§ Page layout parsing data:
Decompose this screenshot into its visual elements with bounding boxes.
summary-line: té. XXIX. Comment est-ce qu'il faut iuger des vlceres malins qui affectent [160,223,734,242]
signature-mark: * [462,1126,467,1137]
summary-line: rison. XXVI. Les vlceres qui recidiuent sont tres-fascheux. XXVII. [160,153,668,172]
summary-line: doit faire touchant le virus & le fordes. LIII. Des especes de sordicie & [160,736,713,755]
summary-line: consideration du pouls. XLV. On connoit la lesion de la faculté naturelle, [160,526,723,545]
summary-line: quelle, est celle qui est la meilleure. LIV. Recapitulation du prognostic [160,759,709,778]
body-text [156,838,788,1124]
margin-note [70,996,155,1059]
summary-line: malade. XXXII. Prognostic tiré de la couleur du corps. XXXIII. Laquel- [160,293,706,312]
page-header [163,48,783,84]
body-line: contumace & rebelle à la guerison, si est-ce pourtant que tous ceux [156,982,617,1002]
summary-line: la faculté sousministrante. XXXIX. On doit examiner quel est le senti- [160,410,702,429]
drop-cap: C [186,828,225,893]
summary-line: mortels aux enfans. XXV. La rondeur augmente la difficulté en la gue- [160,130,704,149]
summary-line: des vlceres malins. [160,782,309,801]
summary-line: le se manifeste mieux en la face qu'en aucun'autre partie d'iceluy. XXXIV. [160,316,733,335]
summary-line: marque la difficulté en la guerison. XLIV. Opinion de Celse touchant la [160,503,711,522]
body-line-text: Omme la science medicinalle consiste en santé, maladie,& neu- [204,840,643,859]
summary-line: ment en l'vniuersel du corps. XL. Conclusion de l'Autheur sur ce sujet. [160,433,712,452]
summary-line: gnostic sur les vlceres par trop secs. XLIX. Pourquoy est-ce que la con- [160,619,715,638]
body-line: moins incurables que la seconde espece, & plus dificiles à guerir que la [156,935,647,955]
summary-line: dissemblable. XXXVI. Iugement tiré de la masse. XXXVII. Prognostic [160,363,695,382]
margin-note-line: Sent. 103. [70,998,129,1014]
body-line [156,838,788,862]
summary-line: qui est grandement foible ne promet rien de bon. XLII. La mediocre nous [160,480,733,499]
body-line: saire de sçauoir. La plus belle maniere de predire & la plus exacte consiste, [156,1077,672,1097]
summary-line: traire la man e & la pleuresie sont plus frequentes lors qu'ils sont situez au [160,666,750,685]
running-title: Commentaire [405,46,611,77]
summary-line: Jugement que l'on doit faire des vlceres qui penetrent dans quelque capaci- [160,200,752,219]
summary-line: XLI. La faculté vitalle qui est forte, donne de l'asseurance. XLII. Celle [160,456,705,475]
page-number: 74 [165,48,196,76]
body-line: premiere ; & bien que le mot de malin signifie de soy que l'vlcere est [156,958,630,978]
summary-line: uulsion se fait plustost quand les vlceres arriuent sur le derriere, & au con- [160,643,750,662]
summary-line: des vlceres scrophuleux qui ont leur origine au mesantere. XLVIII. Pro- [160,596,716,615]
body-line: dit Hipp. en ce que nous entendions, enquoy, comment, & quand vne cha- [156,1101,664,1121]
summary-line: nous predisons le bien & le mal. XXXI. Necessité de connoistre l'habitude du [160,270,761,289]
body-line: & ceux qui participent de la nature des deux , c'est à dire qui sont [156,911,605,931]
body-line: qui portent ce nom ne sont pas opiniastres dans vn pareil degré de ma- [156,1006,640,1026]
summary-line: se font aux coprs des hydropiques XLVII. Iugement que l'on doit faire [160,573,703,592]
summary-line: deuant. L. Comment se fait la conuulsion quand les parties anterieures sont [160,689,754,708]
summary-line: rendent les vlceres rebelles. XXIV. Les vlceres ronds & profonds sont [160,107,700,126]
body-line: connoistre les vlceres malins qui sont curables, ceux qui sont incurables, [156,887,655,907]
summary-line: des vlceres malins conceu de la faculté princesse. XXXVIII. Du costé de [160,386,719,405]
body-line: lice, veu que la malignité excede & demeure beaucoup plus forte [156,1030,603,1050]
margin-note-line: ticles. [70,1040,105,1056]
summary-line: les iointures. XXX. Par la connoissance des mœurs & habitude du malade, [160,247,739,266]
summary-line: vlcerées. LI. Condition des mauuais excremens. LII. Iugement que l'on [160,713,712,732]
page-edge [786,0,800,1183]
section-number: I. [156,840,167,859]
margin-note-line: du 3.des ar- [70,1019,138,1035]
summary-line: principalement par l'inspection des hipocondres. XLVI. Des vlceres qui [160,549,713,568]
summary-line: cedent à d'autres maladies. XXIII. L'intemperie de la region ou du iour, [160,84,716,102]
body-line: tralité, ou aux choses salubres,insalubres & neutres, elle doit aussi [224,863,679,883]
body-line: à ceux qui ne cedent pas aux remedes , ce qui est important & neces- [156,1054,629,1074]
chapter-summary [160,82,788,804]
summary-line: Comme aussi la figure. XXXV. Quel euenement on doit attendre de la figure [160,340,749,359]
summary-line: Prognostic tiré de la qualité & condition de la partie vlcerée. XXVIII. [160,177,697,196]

§ Exercise aim:
Scan the entries above for the string "cedent", and copy every line where it turns up.

§ Solution to this exercise:
summary-line: cedent à d'autres maladies. XXIII. L'intemperie de la region ou du iour, [160,84,716,102]
body-line: à ceux qui ne cedent pas aux remedes , ce qui est important & neces- [156,1054,629,1074]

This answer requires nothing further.